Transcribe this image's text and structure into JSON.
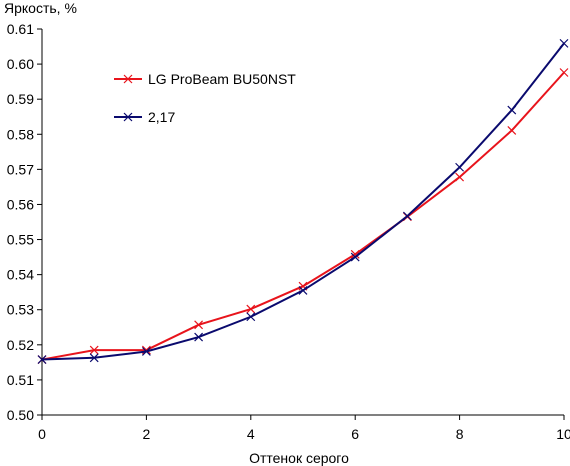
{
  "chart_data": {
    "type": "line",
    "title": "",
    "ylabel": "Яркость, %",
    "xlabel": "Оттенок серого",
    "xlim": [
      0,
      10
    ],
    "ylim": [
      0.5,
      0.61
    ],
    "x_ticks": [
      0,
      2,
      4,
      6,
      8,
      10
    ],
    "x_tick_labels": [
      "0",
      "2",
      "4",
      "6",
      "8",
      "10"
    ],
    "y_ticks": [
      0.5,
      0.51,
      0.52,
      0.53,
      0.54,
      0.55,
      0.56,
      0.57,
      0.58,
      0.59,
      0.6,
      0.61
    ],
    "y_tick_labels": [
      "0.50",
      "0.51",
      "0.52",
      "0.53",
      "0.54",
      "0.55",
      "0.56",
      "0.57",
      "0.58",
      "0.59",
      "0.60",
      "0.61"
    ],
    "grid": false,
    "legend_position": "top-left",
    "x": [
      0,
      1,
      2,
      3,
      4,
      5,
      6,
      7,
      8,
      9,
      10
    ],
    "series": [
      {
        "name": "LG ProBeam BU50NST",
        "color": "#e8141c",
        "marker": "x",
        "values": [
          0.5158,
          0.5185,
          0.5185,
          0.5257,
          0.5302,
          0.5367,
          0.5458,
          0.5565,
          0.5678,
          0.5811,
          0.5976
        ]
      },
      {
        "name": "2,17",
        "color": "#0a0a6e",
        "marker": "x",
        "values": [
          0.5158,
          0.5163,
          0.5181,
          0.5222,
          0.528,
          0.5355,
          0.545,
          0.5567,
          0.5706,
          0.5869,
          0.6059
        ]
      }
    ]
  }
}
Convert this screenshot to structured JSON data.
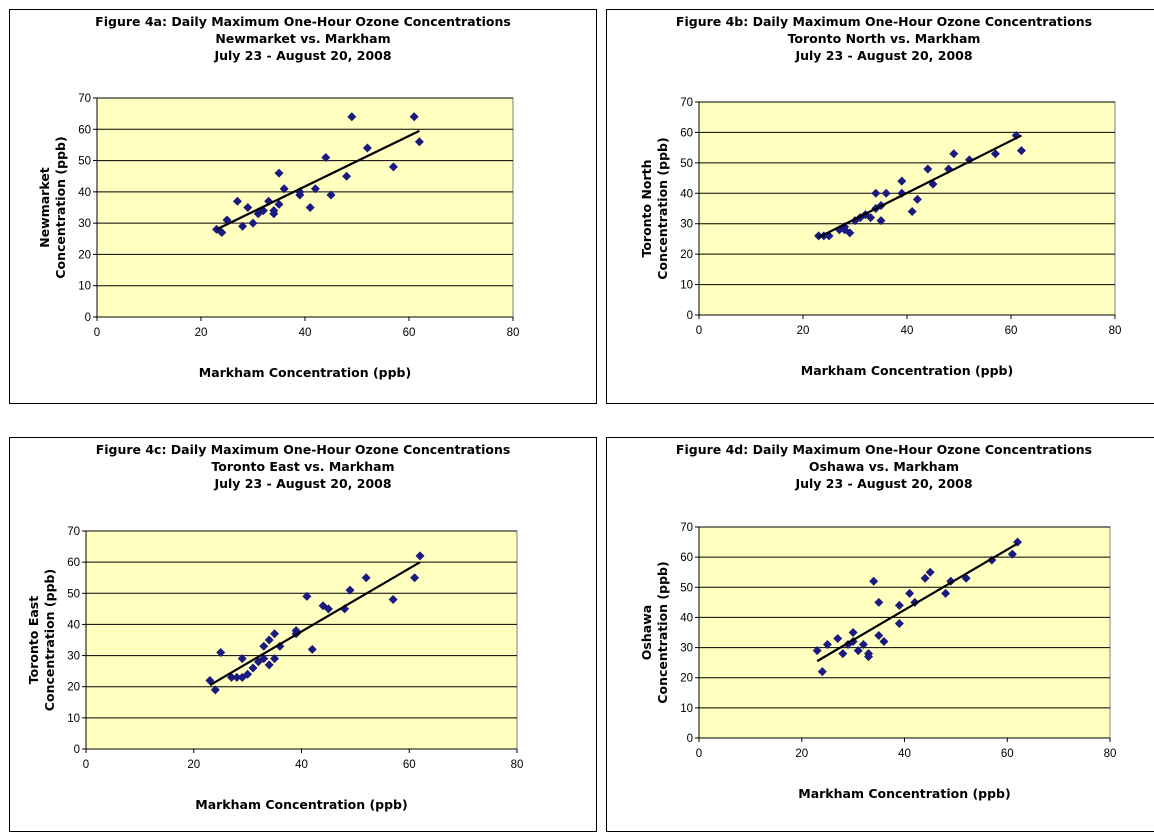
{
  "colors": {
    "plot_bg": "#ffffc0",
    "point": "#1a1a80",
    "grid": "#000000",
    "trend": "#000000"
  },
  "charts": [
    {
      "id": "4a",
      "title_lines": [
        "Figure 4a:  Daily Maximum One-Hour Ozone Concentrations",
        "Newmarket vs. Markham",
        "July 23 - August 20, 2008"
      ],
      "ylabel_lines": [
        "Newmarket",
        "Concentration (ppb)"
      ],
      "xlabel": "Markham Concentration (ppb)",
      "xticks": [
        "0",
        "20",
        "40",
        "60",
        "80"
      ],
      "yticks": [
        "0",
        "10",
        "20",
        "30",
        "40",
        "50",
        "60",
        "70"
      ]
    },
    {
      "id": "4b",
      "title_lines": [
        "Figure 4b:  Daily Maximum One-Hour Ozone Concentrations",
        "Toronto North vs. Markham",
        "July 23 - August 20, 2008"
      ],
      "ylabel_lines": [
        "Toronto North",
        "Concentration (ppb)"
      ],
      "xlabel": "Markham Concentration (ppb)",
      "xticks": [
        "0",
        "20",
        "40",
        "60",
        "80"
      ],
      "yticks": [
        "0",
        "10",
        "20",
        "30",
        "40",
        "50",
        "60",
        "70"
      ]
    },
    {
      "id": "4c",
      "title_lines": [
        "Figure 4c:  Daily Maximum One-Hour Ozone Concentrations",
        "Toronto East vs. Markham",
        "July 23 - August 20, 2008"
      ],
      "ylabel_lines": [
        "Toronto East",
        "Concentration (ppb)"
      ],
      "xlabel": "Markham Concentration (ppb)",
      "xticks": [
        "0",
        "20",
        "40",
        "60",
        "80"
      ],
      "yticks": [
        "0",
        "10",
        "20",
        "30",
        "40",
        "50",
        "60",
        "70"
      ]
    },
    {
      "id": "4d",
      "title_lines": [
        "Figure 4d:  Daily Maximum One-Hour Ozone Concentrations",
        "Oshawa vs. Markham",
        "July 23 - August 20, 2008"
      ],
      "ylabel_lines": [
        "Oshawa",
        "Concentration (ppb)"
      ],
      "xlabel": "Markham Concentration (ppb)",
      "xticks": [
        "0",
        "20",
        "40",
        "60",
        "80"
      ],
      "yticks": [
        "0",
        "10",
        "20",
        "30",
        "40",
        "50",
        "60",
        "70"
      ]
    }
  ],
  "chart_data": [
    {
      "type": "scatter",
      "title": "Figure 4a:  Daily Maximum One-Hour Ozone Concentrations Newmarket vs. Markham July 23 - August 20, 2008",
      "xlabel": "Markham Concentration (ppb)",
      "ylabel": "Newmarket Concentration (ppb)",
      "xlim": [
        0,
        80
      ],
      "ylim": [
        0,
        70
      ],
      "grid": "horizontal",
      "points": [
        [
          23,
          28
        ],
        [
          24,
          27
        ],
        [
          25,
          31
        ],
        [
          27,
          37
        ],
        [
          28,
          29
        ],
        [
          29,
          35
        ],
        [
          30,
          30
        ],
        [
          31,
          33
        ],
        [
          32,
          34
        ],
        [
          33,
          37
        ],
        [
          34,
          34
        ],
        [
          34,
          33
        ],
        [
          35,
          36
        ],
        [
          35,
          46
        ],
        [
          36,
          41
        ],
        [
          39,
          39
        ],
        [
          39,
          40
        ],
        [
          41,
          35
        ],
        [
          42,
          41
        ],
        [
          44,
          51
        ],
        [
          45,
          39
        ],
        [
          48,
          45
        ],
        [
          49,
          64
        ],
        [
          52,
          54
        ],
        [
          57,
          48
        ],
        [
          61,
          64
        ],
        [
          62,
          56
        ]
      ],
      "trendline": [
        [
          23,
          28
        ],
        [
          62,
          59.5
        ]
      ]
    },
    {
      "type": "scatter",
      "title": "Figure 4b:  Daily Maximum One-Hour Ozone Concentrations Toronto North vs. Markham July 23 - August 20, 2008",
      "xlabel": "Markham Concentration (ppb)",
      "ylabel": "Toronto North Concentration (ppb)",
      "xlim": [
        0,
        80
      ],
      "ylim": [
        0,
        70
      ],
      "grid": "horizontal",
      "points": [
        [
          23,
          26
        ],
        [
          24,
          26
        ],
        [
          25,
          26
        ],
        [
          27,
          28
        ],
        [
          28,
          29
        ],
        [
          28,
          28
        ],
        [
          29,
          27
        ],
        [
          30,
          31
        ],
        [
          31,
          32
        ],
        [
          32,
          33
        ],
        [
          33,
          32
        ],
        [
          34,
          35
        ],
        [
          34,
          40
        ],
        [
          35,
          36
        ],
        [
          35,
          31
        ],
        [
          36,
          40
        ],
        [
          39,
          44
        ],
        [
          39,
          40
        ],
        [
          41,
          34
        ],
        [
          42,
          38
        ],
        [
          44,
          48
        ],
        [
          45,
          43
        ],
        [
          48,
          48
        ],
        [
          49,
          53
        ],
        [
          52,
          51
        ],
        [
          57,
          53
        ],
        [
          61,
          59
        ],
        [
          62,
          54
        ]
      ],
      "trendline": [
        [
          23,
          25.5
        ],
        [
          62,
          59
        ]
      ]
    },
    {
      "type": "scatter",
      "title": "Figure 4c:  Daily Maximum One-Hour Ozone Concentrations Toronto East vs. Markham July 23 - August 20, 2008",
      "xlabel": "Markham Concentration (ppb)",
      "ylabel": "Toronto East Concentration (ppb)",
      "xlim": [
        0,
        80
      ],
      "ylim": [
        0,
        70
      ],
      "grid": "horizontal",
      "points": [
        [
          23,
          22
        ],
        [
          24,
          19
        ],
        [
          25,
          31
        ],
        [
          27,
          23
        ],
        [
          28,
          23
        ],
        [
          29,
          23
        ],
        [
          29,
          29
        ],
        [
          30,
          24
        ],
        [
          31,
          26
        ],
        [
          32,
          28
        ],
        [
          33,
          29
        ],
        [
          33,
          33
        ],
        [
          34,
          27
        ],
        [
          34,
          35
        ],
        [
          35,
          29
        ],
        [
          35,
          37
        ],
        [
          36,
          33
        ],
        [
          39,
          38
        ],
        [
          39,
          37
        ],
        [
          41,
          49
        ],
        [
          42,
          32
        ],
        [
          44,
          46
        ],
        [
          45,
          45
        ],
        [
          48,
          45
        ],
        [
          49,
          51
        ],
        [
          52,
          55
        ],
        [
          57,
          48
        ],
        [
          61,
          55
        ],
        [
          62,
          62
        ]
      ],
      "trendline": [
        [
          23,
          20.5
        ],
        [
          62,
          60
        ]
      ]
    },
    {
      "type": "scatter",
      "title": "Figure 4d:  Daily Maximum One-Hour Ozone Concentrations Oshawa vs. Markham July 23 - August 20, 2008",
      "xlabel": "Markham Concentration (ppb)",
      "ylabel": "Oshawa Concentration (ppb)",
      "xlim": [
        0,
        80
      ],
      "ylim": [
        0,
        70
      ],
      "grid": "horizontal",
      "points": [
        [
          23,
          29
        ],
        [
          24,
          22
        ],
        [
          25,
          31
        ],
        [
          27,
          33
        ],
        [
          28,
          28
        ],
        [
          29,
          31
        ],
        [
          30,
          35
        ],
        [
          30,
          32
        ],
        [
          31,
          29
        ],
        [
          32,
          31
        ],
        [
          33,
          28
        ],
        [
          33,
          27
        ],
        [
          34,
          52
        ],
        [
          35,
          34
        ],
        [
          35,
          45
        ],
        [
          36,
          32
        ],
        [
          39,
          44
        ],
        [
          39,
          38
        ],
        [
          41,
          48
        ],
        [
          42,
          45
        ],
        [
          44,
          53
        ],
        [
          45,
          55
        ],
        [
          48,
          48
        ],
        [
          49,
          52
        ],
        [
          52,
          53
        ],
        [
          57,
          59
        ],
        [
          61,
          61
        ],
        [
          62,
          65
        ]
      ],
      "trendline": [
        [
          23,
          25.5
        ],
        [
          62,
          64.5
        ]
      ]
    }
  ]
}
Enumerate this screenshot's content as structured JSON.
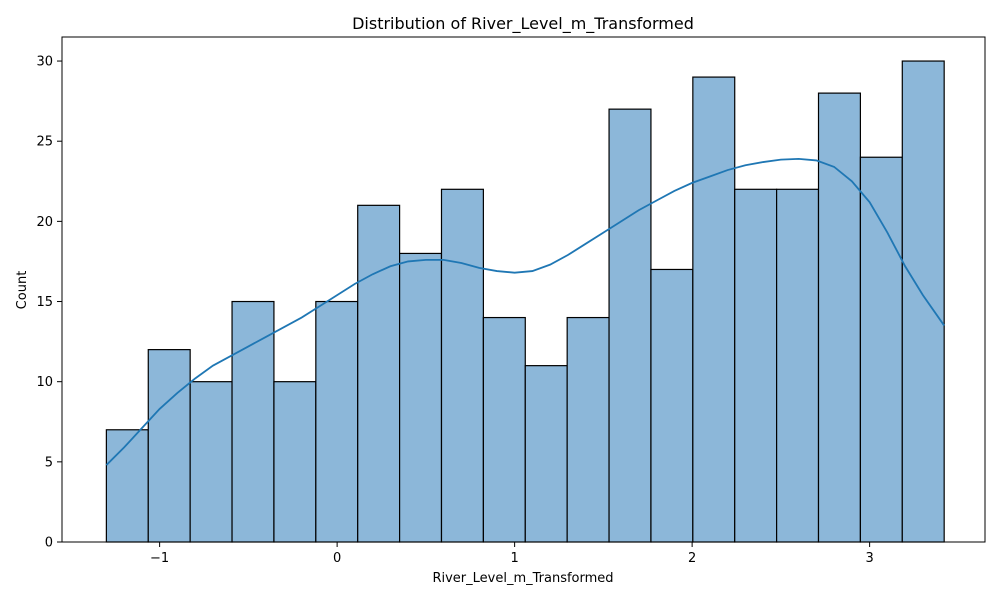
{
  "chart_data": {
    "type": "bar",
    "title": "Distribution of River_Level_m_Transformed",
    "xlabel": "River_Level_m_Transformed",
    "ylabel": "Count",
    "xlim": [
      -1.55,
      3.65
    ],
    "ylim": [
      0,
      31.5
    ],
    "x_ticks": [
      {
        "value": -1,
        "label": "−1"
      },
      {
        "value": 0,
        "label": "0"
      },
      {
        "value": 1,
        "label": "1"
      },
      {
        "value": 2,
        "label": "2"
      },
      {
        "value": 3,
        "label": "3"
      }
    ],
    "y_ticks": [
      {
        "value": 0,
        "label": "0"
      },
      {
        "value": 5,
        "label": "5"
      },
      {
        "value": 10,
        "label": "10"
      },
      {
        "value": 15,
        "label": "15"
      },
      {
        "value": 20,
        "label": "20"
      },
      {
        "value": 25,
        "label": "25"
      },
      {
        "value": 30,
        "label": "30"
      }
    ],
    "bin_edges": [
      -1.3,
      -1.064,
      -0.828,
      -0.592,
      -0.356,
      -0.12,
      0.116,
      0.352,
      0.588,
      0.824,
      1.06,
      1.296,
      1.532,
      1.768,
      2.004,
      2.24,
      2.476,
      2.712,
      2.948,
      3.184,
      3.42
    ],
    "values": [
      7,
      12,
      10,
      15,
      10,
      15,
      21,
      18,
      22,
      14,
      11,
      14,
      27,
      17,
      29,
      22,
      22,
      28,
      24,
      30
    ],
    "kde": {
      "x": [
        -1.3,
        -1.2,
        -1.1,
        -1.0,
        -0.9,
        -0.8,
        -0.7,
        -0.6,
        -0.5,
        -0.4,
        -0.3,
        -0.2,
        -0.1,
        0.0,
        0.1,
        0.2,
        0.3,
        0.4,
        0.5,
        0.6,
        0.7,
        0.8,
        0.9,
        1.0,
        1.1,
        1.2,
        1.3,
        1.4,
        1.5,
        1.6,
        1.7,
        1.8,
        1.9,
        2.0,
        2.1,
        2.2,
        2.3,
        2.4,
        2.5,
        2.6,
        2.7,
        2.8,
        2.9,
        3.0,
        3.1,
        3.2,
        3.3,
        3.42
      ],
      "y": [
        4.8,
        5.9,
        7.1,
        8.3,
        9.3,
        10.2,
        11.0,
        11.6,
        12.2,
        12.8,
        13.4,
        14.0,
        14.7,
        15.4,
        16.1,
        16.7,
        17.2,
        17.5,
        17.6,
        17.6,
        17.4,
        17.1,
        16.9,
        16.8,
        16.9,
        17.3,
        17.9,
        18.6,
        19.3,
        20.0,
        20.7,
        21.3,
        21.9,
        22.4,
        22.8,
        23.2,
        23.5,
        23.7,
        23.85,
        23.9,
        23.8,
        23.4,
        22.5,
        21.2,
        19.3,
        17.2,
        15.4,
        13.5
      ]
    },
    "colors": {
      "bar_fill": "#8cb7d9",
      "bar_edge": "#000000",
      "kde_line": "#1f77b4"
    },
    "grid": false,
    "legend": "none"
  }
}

**WHAT YOU ARE ASKED TO DO:**
Give the number of lines in the records above that contain the word "Oshawa". Reply with that number alone.

**WRITTEN REPLY:**
4